* STATED TASK:
Copy each line with the word "SDTVAR" in it.

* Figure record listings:
########################################
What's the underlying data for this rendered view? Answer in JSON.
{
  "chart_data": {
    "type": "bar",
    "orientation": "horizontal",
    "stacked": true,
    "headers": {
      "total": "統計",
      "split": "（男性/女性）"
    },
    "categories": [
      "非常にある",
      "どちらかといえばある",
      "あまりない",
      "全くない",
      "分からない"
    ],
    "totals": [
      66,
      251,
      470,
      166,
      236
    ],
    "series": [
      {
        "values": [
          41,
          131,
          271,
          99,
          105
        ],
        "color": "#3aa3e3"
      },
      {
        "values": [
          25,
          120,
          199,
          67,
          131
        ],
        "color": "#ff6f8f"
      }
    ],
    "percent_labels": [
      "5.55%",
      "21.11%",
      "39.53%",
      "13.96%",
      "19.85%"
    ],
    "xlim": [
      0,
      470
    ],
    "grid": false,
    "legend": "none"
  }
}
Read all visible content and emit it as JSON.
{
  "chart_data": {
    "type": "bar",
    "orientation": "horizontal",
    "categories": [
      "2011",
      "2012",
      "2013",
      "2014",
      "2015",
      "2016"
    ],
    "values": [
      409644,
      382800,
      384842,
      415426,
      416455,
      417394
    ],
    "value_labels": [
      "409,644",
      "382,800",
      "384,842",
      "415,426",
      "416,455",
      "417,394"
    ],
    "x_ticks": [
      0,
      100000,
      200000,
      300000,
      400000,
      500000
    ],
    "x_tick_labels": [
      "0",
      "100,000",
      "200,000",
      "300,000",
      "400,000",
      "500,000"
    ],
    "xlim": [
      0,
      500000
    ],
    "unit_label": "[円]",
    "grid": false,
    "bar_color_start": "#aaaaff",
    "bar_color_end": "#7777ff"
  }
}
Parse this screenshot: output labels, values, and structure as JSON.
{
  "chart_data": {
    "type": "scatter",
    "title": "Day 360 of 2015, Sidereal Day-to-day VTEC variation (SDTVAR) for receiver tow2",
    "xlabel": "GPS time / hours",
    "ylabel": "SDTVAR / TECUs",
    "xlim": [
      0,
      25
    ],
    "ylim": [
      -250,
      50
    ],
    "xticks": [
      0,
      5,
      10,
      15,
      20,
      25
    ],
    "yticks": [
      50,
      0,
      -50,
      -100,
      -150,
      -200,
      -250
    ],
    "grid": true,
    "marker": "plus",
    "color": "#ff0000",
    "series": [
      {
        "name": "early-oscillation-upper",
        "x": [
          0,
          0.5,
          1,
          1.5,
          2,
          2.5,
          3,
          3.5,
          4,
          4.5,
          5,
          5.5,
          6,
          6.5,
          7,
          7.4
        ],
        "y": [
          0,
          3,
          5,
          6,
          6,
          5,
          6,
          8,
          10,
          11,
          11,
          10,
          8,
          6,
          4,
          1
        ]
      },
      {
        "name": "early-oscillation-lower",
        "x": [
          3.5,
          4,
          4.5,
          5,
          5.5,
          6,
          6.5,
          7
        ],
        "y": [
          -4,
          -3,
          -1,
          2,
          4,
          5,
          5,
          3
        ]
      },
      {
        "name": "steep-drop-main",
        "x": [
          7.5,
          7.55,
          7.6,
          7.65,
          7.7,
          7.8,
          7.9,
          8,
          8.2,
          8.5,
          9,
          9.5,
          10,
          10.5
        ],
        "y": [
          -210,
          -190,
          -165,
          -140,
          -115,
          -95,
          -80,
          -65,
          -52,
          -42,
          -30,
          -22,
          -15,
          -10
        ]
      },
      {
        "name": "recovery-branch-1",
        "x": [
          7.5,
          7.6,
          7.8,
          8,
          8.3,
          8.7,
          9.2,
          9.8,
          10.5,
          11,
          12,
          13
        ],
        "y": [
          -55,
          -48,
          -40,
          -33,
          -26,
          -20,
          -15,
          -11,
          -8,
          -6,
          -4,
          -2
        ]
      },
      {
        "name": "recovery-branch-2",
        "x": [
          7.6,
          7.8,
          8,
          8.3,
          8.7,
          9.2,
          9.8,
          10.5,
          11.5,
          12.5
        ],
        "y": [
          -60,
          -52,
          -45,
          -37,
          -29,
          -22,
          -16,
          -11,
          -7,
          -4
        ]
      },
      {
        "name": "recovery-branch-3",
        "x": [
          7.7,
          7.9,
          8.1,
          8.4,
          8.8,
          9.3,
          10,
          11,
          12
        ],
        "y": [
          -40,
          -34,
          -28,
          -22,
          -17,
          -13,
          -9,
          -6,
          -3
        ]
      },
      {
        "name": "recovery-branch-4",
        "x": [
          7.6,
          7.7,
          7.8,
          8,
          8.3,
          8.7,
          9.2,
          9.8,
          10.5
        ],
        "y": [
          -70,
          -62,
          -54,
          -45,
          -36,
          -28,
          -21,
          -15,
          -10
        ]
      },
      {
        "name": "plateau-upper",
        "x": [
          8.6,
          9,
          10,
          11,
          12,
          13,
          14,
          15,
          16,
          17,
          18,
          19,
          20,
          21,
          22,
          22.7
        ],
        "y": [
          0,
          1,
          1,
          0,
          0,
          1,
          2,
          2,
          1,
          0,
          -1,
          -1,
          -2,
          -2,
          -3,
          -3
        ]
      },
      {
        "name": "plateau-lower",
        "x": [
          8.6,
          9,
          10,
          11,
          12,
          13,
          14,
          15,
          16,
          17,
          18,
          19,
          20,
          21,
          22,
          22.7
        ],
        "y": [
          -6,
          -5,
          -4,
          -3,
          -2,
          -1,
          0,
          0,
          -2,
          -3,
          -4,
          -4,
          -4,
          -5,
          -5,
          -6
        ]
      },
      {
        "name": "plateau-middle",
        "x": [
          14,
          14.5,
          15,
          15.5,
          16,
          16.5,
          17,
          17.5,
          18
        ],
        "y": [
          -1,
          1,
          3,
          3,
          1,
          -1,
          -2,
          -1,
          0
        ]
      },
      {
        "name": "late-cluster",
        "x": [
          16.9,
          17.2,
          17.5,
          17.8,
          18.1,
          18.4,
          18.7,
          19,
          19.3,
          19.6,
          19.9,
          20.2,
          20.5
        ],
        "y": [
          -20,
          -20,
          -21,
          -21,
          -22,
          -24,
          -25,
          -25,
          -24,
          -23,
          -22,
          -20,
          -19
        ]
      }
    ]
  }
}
########################################
* FINISHED ANSWER:
    "title": "Day 360 of 2015, Sidereal Day-to-day VTEC variation (SDTVAR) for receiver tow2",
    "ylabel": "SDTVAR / TECUs",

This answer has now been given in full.